Restate each of the lines below word for word and drop every picture.

-- Begin RECORDS PROVIDED --

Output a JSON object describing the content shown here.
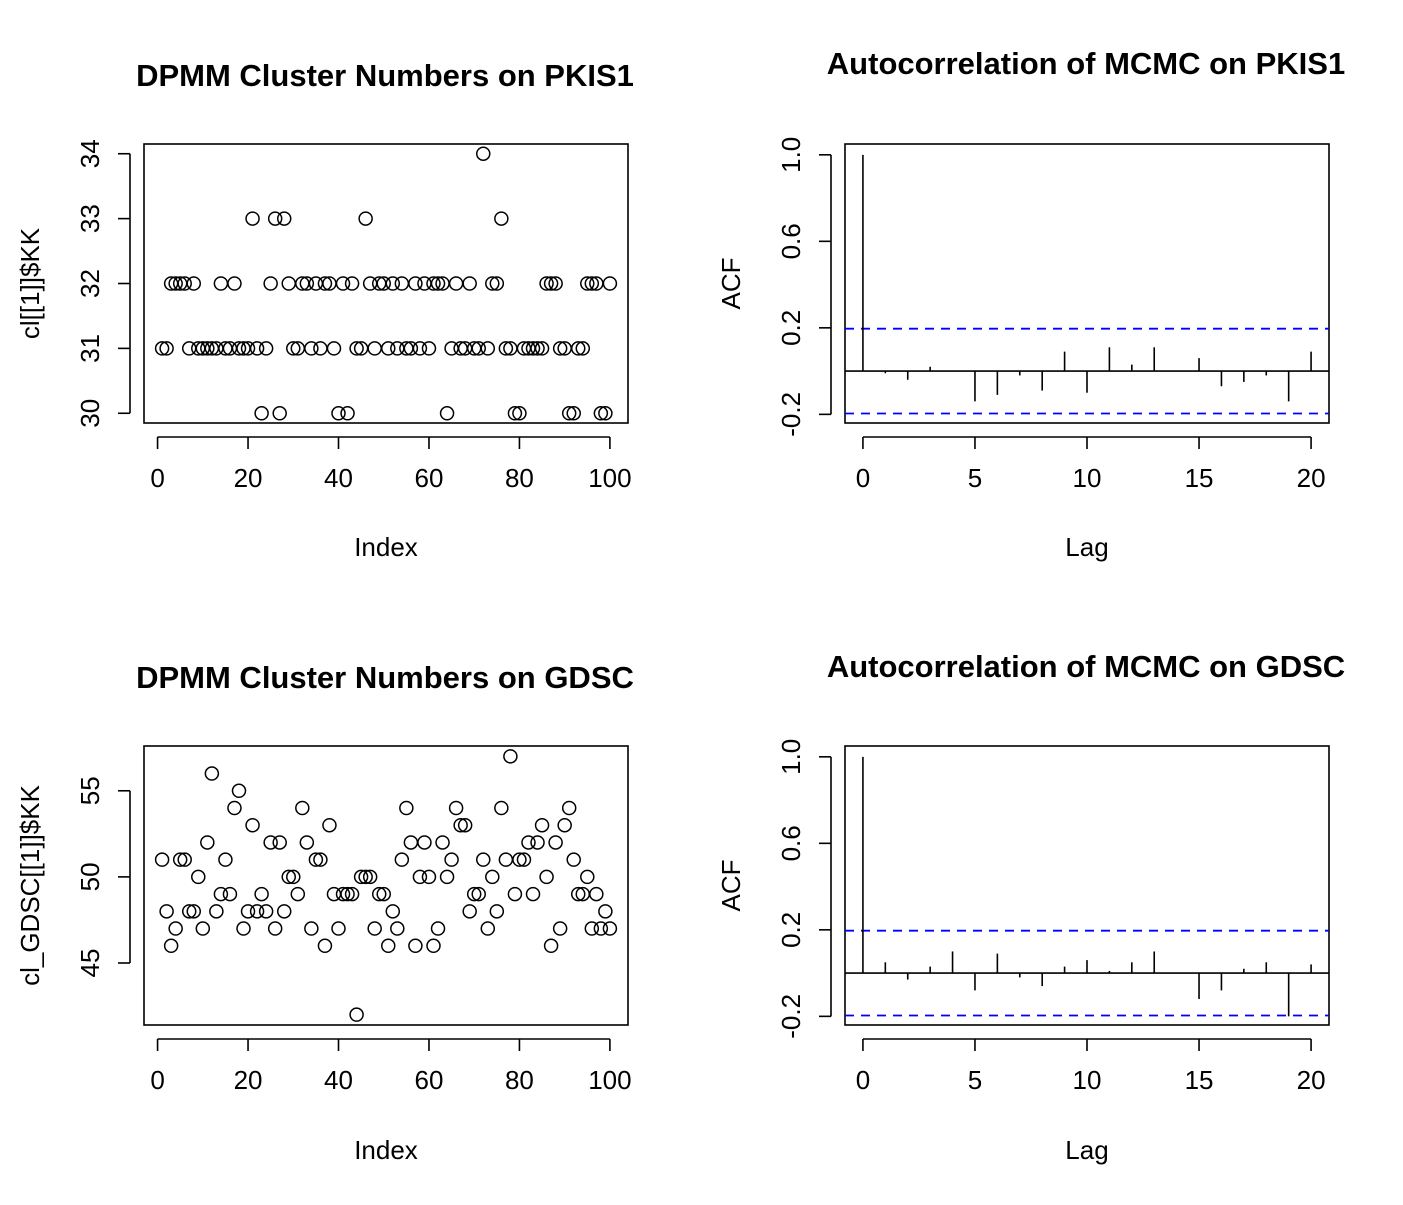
{
  "chart_data": [
    {
      "type": "scatter",
      "title": "DPMM Cluster Numbers on PKIS1",
      "xlabel": "Index",
      "ylabel": "cl[[1]]$KK",
      "xlim": [
        -3,
        104
      ],
      "ylim": [
        29.85,
        34.15
      ],
      "xticks": [
        0,
        20,
        40,
        60,
        80,
        100
      ],
      "yticks": [
        30,
        31,
        32,
        33,
        34
      ],
      "x": [
        1,
        2,
        3,
        4,
        5,
        6,
        7,
        8,
        9,
        10,
        11,
        12,
        13,
        14,
        15,
        16,
        17,
        18,
        19,
        20,
        21,
        22,
        23,
        24,
        25,
        26,
        27,
        28,
        29,
        30,
        31,
        32,
        33,
        34,
        35,
        36,
        37,
        38,
        39,
        40,
        41,
        42,
        43,
        44,
        45,
        46,
        47,
        48,
        49,
        50,
        51,
        52,
        53,
        54,
        55,
        56,
        57,
        58,
        59,
        60,
        61,
        62,
        63,
        64,
        65,
        66,
        67,
        68,
        69,
        70,
        71,
        72,
        73,
        74,
        75,
        76,
        77,
        78,
        79,
        80,
        81,
        82,
        83,
        84,
        85,
        86,
        87,
        88,
        89,
        90,
        91,
        92,
        93,
        94,
        95,
        96,
        97,
        98,
        99,
        100
      ],
      "y": [
        31,
        31,
        32,
        32,
        32,
        32,
        31,
        32,
        31,
        31,
        31,
        31,
        31,
        32,
        31,
        31,
        32,
        31,
        31,
        31,
        33,
        31,
        30,
        31,
        32,
        33,
        30,
        33,
        32,
        31,
        31,
        32,
        32,
        31,
        32,
        31,
        32,
        32,
        31,
        30,
        32,
        30,
        32,
        31,
        31,
        33,
        32,
        31,
        32,
        32,
        31,
        32,
        31,
        32,
        31,
        31,
        32,
        31,
        32,
        31,
        32,
        32,
        32,
        30,
        31,
        32,
        31,
        31,
        32,
        31,
        31,
        34,
        31,
        32,
        32,
        33,
        31,
        31,
        30,
        30,
        31,
        31,
        31,
        31,
        31,
        32,
        32,
        32,
        31,
        31,
        30,
        30,
        31,
        31,
        32,
        32,
        32,
        30,
        30,
        32
      ]
    },
    {
      "type": "bar",
      "title": "Autocorrelation of MCMC on PKIS1",
      "xlabel": "Lag",
      "ylabel": "ACF",
      "xlim": [
        -0.8,
        20.8
      ],
      "ylim": [
        -0.24,
        1.05
      ],
      "xticks": [
        0,
        5,
        10,
        15,
        20
      ],
      "yticks": [
        -0.2,
        0.2,
        0.6,
        1.0
      ],
      "ytick_labels": [
        "-0.2",
        "0.2",
        "0.6",
        "1.0"
      ],
      "lags": [
        0,
        1,
        2,
        3,
        4,
        5,
        6,
        7,
        8,
        9,
        10,
        11,
        12,
        13,
        14,
        15,
        16,
        17,
        18,
        19,
        20
      ],
      "values": [
        1.0,
        -0.01,
        -0.04,
        0.02,
        0.0,
        -0.14,
        -0.11,
        -0.02,
        -0.09,
        0.09,
        -0.1,
        0.11,
        0.03,
        0.11,
        0.0,
        0.06,
        -0.07,
        -0.05,
        -0.02,
        -0.14,
        0.09
      ],
      "confidence_bound": 0.196
    },
    {
      "type": "scatter",
      "title": "DPMM Cluster Numbers on GDSC",
      "xlabel": "Index",
      "ylabel": "cl_GDSC[[1]]$KK",
      "xlim": [
        -3,
        104
      ],
      "ylim": [
        41.4,
        57.6
      ],
      "xticks": [
        0,
        20,
        40,
        60,
        80,
        100
      ],
      "yticks": [
        45,
        50,
        55
      ],
      "x": [
        1,
        2,
        3,
        4,
        5,
        6,
        7,
        8,
        9,
        10,
        11,
        12,
        13,
        14,
        15,
        16,
        17,
        18,
        19,
        20,
        21,
        22,
        23,
        24,
        25,
        26,
        27,
        28,
        29,
        30,
        31,
        32,
        33,
        34,
        35,
        36,
        37,
        38,
        39,
        40,
        41,
        42,
        43,
        44,
        45,
        46,
        47,
        48,
        49,
        50,
        51,
        52,
        53,
        54,
        55,
        56,
        57,
        58,
        59,
        60,
        61,
        62,
        63,
        64,
        65,
        66,
        67,
        68,
        69,
        70,
        71,
        72,
        73,
        74,
        75,
        76,
        77,
        78,
        79,
        80,
        81,
        82,
        83,
        84,
        85,
        86,
        87,
        88,
        89,
        90,
        91,
        92,
        93,
        94,
        95,
        96,
        97,
        98,
        99,
        100
      ],
      "y": [
        51,
        48,
        46,
        47,
        51,
        51,
        48,
        48,
        50,
        47,
        52,
        56,
        48,
        49,
        51,
        49,
        54,
        55,
        47,
        48,
        53,
        48,
        49,
        48,
        52,
        47,
        52,
        48,
        50,
        50,
        49,
        54,
        52,
        47,
        51,
        51,
        46,
        53,
        49,
        47,
        49,
        49,
        49,
        42,
        50,
        50,
        50,
        47,
        49,
        49,
        46,
        48,
        47,
        51,
        54,
        52,
        46,
        50,
        52,
        50,
        46,
        47,
        52,
        50,
        51,
        54,
        53,
        53,
        48,
        49,
        49,
        51,
        47,
        50,
        48,
        54,
        51,
        57,
        49,
        51,
        51,
        52,
        49,
        52,
        53,
        50,
        46,
        52,
        47,
        53,
        54,
        51,
        49,
        49,
        50,
        47,
        49,
        47,
        48,
        47
      ]
    },
    {
      "type": "bar",
      "title": "Autocorrelation of MCMC on GDSC",
      "xlabel": "Lag",
      "ylabel": "ACF",
      "xlim": [
        -0.8,
        20.8
      ],
      "ylim": [
        -0.24,
        1.05
      ],
      "xticks": [
        0,
        5,
        10,
        15,
        20
      ],
      "yticks": [
        -0.2,
        0.2,
        0.6,
        1.0
      ],
      "ytick_labels": [
        "-0.2",
        "0.2",
        "0.6",
        "1.0"
      ],
      "lags": [
        0,
        1,
        2,
        3,
        4,
        5,
        6,
        7,
        8,
        9,
        10,
        11,
        12,
        13,
        14,
        15,
        16,
        17,
        18,
        19,
        20
      ],
      "values": [
        1.0,
        0.05,
        -0.03,
        0.03,
        0.1,
        -0.08,
        0.09,
        -0.02,
        -0.06,
        0.03,
        0.06,
        0.01,
        0.05,
        0.1,
        0.0,
        -0.12,
        -0.08,
        0.02,
        0.05,
        -0.2,
        0.04
      ],
      "confidence_bound": 0.196
    }
  ]
}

-- End RECORDS PROVIDED --

#### EXPECTED ANSWER:
Output a JSON object describing the content shown here.
{
  "chart_data": [
    {
      "type": "scatter",
      "title": "DPMM Cluster Numbers on PKIS1",
      "xlabel": "Index",
      "ylabel": "cl[[1]]$KK",
      "xlim": [
        -3,
        104
      ],
      "ylim": [
        29.85,
        34.15
      ],
      "xticks": [
        0,
        20,
        40,
        60,
        80,
        100
      ],
      "yticks": [
        30,
        31,
        32,
        33,
        34
      ],
      "x": [
        1,
        2,
        3,
        4,
        5,
        6,
        7,
        8,
        9,
        10,
        11,
        12,
        13,
        14,
        15,
        16,
        17,
        18,
        19,
        20,
        21,
        22,
        23,
        24,
        25,
        26,
        27,
        28,
        29,
        30,
        31,
        32,
        33,
        34,
        35,
        36,
        37,
        38,
        39,
        40,
        41,
        42,
        43,
        44,
        45,
        46,
        47,
        48,
        49,
        50,
        51,
        52,
        53,
        54,
        55,
        56,
        57,
        58,
        59,
        60,
        61,
        62,
        63,
        64,
        65,
        66,
        67,
        68,
        69,
        70,
        71,
        72,
        73,
        74,
        75,
        76,
        77,
        78,
        79,
        80,
        81,
        82,
        83,
        84,
        85,
        86,
        87,
        88,
        89,
        90,
        91,
        92,
        93,
        94,
        95,
        96,
        97,
        98,
        99,
        100
      ],
      "y": [
        31,
        31,
        32,
        32,
        32,
        32,
        31,
        32,
        31,
        31,
        31,
        31,
        31,
        32,
        31,
        31,
        32,
        31,
        31,
        31,
        33,
        31,
        30,
        31,
        32,
        33,
        30,
        33,
        32,
        31,
        31,
        32,
        32,
        31,
        32,
        31,
        32,
        32,
        31,
        30,
        32,
        30,
        32,
        31,
        31,
        33,
        32,
        31,
        32,
        32,
        31,
        32,
        31,
        32,
        31,
        31,
        32,
        31,
        32,
        31,
        32,
        32,
        32,
        30,
        31,
        32,
        31,
        31,
        32,
        31,
        31,
        34,
        31,
        32,
        32,
        33,
        31,
        31,
        30,
        30,
        31,
        31,
        31,
        31,
        31,
        32,
        32,
        32,
        31,
        31,
        30,
        30,
        31,
        31,
        32,
        32,
        32,
        30,
        30,
        32
      ]
    },
    {
      "type": "bar",
      "title": "Autocorrelation of MCMC on PKIS1",
      "xlabel": "Lag",
      "ylabel": "ACF",
      "xlim": [
        -0.8,
        20.8
      ],
      "ylim": [
        -0.24,
        1.05
      ],
      "xticks": [
        0,
        5,
        10,
        15,
        20
      ],
      "yticks": [
        -0.2,
        0.2,
        0.6,
        1.0
      ],
      "ytick_labels": [
        "-0.2",
        "0.2",
        "0.6",
        "1.0"
      ],
      "lags": [
        0,
        1,
        2,
        3,
        4,
        5,
        6,
        7,
        8,
        9,
        10,
        11,
        12,
        13,
        14,
        15,
        16,
        17,
        18,
        19,
        20
      ],
      "values": [
        1.0,
        -0.01,
        -0.04,
        0.02,
        0.0,
        -0.14,
        -0.11,
        -0.02,
        -0.09,
        0.09,
        -0.1,
        0.11,
        0.03,
        0.11,
        0.0,
        0.06,
        -0.07,
        -0.05,
        -0.02,
        -0.14,
        0.09
      ],
      "confidence_bound": 0.196
    },
    {
      "type": "scatter",
      "title": "DPMM Cluster Numbers on GDSC",
      "xlabel": "Index",
      "ylabel": "cl_GDSC[[1]]$KK",
      "xlim": [
        -3,
        104
      ],
      "ylim": [
        41.4,
        57.6
      ],
      "xticks": [
        0,
        20,
        40,
        60,
        80,
        100
      ],
      "yticks": [
        45,
        50,
        55
      ],
      "x": [
        1,
        2,
        3,
        4,
        5,
        6,
        7,
        8,
        9,
        10,
        11,
        12,
        13,
        14,
        15,
        16,
        17,
        18,
        19,
        20,
        21,
        22,
        23,
        24,
        25,
        26,
        27,
        28,
        29,
        30,
        31,
        32,
        33,
        34,
        35,
        36,
        37,
        38,
        39,
        40,
        41,
        42,
        43,
        44,
        45,
        46,
        47,
        48,
        49,
        50,
        51,
        52,
        53,
        54,
        55,
        56,
        57,
        58,
        59,
        60,
        61,
        62,
        63,
        64,
        65,
        66,
        67,
        68,
        69,
        70,
        71,
        72,
        73,
        74,
        75,
        76,
        77,
        78,
        79,
        80,
        81,
        82,
        83,
        84,
        85,
        86,
        87,
        88,
        89,
        90,
        91,
        92,
        93,
        94,
        95,
        96,
        97,
        98,
        99,
        100
      ],
      "y": [
        51,
        48,
        46,
        47,
        51,
        51,
        48,
        48,
        50,
        47,
        52,
        56,
        48,
        49,
        51,
        49,
        54,
        55,
        47,
        48,
        53,
        48,
        49,
        48,
        52,
        47,
        52,
        48,
        50,
        50,
        49,
        54,
        52,
        47,
        51,
        51,
        46,
        53,
        49,
        47,
        49,
        49,
        49,
        42,
        50,
        50,
        50,
        47,
        49,
        49,
        46,
        48,
        47,
        51,
        54,
        52,
        46,
        50,
        52,
        50,
        46,
        47,
        52,
        50,
        51,
        54,
        53,
        53,
        48,
        49,
        49,
        51,
        47,
        50,
        48,
        54,
        51,
        57,
        49,
        51,
        51,
        52,
        49,
        52,
        53,
        50,
        46,
        52,
        47,
        53,
        54,
        51,
        49,
        49,
        50,
        47,
        49,
        47,
        48,
        47
      ]
    },
    {
      "type": "bar",
      "title": "Autocorrelation of MCMC on GDSC",
      "xlabel": "Lag",
      "ylabel": "ACF",
      "xlim": [
        -0.8,
        20.8
      ],
      "ylim": [
        -0.24,
        1.05
      ],
      "xticks": [
        0,
        5,
        10,
        15,
        20
      ],
      "yticks": [
        -0.2,
        0.2,
        0.6,
        1.0
      ],
      "ytick_labels": [
        "-0.2",
        "0.2",
        "0.6",
        "1.0"
      ],
      "lags": [
        0,
        1,
        2,
        3,
        4,
        5,
        6,
        7,
        8,
        9,
        10,
        11,
        12,
        13,
        14,
        15,
        16,
        17,
        18,
        19,
        20
      ],
      "values": [
        1.0,
        0.05,
        -0.03,
        0.03,
        0.1,
        -0.08,
        0.09,
        -0.02,
        -0.06,
        0.03,
        0.06,
        0.01,
        0.05,
        0.1,
        0.0,
        -0.12,
        -0.08,
        0.02,
        0.05,
        -0.2,
        0.04
      ],
      "confidence_bound": 0.196
    }
  ]
}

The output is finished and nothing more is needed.